(What you need to do):
Without the images, write out all of the following entries exactly.

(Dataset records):
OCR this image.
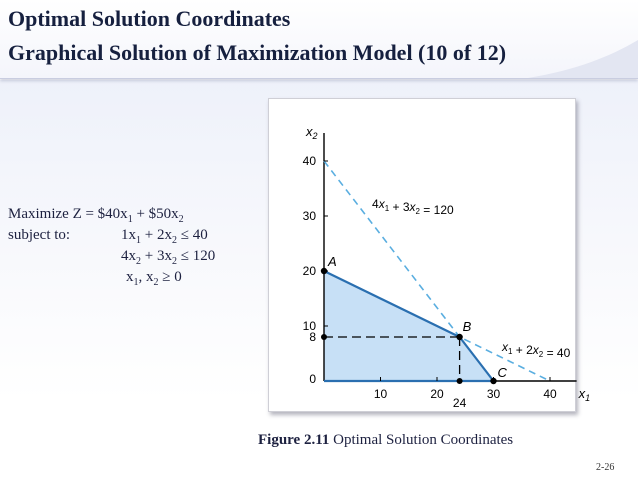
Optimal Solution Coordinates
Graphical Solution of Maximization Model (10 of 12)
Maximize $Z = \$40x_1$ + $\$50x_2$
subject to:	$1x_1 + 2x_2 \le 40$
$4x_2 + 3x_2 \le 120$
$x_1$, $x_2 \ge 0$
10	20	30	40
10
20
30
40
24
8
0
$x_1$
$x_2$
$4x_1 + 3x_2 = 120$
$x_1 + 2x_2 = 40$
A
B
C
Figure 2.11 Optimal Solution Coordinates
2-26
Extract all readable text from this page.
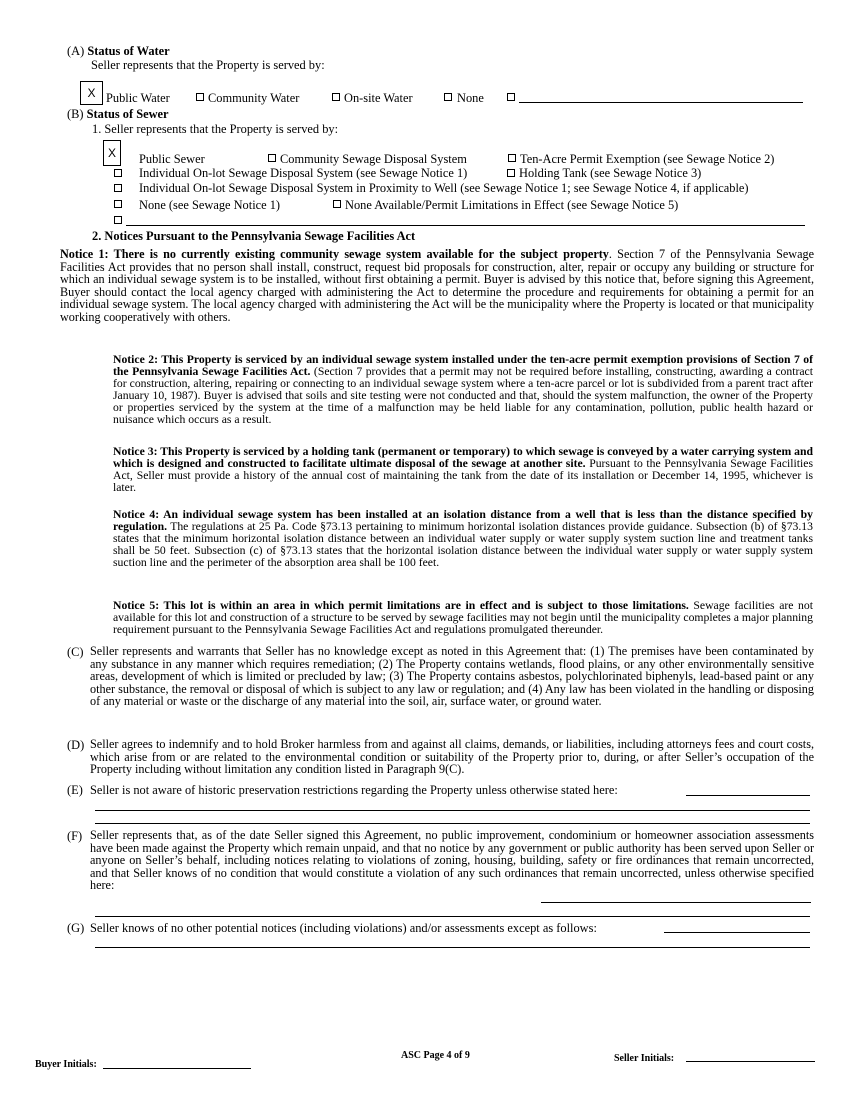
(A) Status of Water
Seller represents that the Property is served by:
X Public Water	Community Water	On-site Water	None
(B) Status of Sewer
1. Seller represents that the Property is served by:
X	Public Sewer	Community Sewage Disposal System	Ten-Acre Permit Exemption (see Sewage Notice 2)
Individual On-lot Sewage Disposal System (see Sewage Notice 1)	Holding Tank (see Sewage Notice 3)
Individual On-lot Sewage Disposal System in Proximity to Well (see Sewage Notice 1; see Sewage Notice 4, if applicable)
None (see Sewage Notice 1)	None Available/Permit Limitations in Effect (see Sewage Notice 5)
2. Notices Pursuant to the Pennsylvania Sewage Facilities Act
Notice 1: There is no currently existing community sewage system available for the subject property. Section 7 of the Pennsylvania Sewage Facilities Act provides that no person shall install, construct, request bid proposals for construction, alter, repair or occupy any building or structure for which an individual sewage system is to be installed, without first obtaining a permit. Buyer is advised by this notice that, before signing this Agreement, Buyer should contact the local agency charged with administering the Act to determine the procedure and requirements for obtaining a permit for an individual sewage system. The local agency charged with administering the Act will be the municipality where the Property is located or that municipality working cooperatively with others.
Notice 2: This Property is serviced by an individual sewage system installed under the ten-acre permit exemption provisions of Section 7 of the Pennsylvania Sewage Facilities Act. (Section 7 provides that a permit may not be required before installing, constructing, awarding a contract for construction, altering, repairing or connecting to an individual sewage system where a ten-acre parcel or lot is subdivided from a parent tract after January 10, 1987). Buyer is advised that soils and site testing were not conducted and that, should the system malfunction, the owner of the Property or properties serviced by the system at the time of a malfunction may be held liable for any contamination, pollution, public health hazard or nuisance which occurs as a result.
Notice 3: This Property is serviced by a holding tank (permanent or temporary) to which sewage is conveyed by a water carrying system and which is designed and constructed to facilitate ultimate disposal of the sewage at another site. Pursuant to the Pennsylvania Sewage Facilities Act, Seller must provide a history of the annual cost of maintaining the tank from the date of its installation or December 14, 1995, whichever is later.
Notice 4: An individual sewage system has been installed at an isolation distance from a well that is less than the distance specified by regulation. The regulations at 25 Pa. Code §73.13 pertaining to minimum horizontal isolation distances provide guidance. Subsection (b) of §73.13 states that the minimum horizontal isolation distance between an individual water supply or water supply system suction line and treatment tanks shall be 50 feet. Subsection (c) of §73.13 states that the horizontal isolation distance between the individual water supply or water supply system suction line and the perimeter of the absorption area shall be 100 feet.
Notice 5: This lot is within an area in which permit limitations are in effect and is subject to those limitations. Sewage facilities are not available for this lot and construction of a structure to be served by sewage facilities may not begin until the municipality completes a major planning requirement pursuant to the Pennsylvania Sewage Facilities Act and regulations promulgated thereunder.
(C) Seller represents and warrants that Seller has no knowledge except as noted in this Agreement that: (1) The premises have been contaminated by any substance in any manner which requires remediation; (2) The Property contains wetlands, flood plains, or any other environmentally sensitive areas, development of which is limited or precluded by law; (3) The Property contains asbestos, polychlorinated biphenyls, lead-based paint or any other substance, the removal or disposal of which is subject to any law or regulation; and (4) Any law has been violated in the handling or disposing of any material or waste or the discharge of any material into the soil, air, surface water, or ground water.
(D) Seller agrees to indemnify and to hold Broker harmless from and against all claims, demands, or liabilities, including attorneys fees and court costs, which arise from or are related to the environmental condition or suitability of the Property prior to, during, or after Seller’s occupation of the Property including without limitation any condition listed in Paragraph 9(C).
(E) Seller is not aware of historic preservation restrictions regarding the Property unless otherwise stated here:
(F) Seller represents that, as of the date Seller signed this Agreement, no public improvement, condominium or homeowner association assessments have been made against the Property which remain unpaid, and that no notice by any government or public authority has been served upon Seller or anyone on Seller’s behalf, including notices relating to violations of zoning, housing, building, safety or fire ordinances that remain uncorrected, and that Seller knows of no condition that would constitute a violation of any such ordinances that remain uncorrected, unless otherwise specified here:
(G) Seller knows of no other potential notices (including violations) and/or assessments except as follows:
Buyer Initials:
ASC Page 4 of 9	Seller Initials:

(Written solution):
OCR this image.
Optimal Solution Coordinates
Graphical Solution of Maximization Model (10 of 12)
Maximize $Z = \$40x_1$ + $\$50x_2$
subject to:	$1x_1 + 2x_2 \le 40$
$4x_2 + 3x_2 \le 120$
$x_1$, $x_2 \ge 0$
10	20	30	40
10
20
30
40
24
8
0
$x_1$
$x_2$
$4x_1 + 3x_2 = 120$
$x_1 + 2x_2 = 40$
A
B
C
Figure 2.11 Optimal Solution Coordinates
2-26
Extract all readable text from this page.
(A) Status of Water
Seller represents that the Property is served by:
X Public Water	Community Water	On-site Water	None
(B) Status of Sewer
1. Seller represents that the Property is served by:
X	Public Sewer	Community Sewage Disposal System	Ten-Acre Permit Exemption (see Sewage Notice 2)
Individual On-lot Sewage Disposal System (see Sewage Notice 1)	Holding Tank (see Sewage Notice 3)
Individual On-lot Sewage Disposal System in Proximity to Well (see Sewage Notice 1; see Sewage Notice 4, if applicable)
None (see Sewage Notice 1)	None Available/Permit Limitations in Effect (see Sewage Notice 5)
2. Notices Pursuant to the Pennsylvania Sewage Facilities Act
Notice 1: There is no currently existing community sewage system available for the subject property. Section 7 of the Pennsylvania Sewage Facilities Act provides that no person shall install, construct, request bid proposals for construction, alter, repair or occupy any building or structure for which an individual sewage system is to be installed, without first obtaining a permit. Buyer is advised by this notice that, before signing this Agreement, Buyer should contact the local agency charged with administering the Act to determine the procedure and requirements for obtaining a permit for an individual sewage system. The local agency charged with administering the Act will be the municipality where the Property is located or that municipality working cooperatively with others.
Notice 2: This Property is serviced by an individual sewage system installed under the ten-acre permit exemption provisions of Section 7 of the Pennsylvania Sewage Facilities Act. (Section 7 provides that a permit may not be required before installing, constructing, awarding a contract for construction, altering, repairing or connecting to an individual sewage system where a ten-acre parcel or lot is subdivided from a parent tract after January 10, 1987). Buyer is advised that soils and site testing were not conducted and that, should the system malfunction, the owner of the Property or properties serviced by the system at the time of a malfunction may be held liable for any contamination, pollution, public health hazard or nuisance which occurs as a result.
Notice 3: This Property is serviced by a holding tank (permanent or temporary) to which sewage is conveyed by a water carrying system and which is designed and constructed to facilitate ultimate disposal of the sewage at another site. Pursuant to the Pennsylvania Sewage Facilities Act, Seller must provide a history of the annual cost of maintaining the tank from the date of its installation or December 14, 1995, whichever is later.
Notice 4: An individual sewage system has been installed at an isolation distance from a well that is less than the distance specified by regulation. The regulations at 25 Pa. Code §73.13 pertaining to minimum horizontal isolation distances provide guidance. Subsection (b) of §73.13 states that the minimum horizontal isolation distance between an individual water supply or water supply system suction line and treatment tanks shall be 50 feet. Subsection (c) of §73.13 states that the horizontal isolation distance between the individual water supply or water supply system suction line and the perimeter of the absorption area shall be 100 feet.
Notice 5: This lot is within an area in which permit limitations are in effect and is subject to those limitations. Sewage facilities are not available for this lot and construction of a structure to be served by sewage facilities may not begin until the municipality completes a major planning requirement pursuant to the Pennsylvania Sewage Facilities Act and regulations promulgated thereunder.
(C) Seller represents and warrants that Seller has no knowledge except as noted in this Agreement that: (1) The premises have been contaminated by any substance in any manner which requires remediation; (2) The Property contains wetlands, flood plains, or any other environmentally sensitive areas, development of which is limited or precluded by law; (3) The Property contains asbestos, polychlorinated biphenyls, lead-based paint or any other substance, the removal or disposal of which is subject to any law or regulation; and (4) Any law has been violated in the handling or disposing of any material or waste or the discharge of any material into the soil, air, surface water, or ground water.
(D) Seller agrees to indemnify and to hold Broker harmless from and against all claims, demands, or liabilities, including attorneys fees and court costs, which arise from or are related to the environmental condition or suitability of the Property prior to, during, or after Seller’s occupation of the Property including without limitation any condition listed in Paragraph 9(C).
(E) Seller is not aware of historic preservation restrictions regarding the Property unless otherwise stated here:
(F) Seller represents that, as of the date Seller signed this Agreement, no public improvement, condominium or homeowner association assessments have been made against the Property which remain unpaid, and that no notice by any government or public authority has been served upon Seller or anyone on Seller’s behalf, including notices relating to violations of zoning, housing, building, safety or fire ordinances that remain uncorrected, and that Seller knows of no condition that would constitute a violation of any such ordinances that remain uncorrected, unless otherwise specified here:
(G) Seller knows of no other potential notices (including violations) and/or assessments except as follows:
Buyer Initials:
ASC Page 4 of 9	Seller Initials:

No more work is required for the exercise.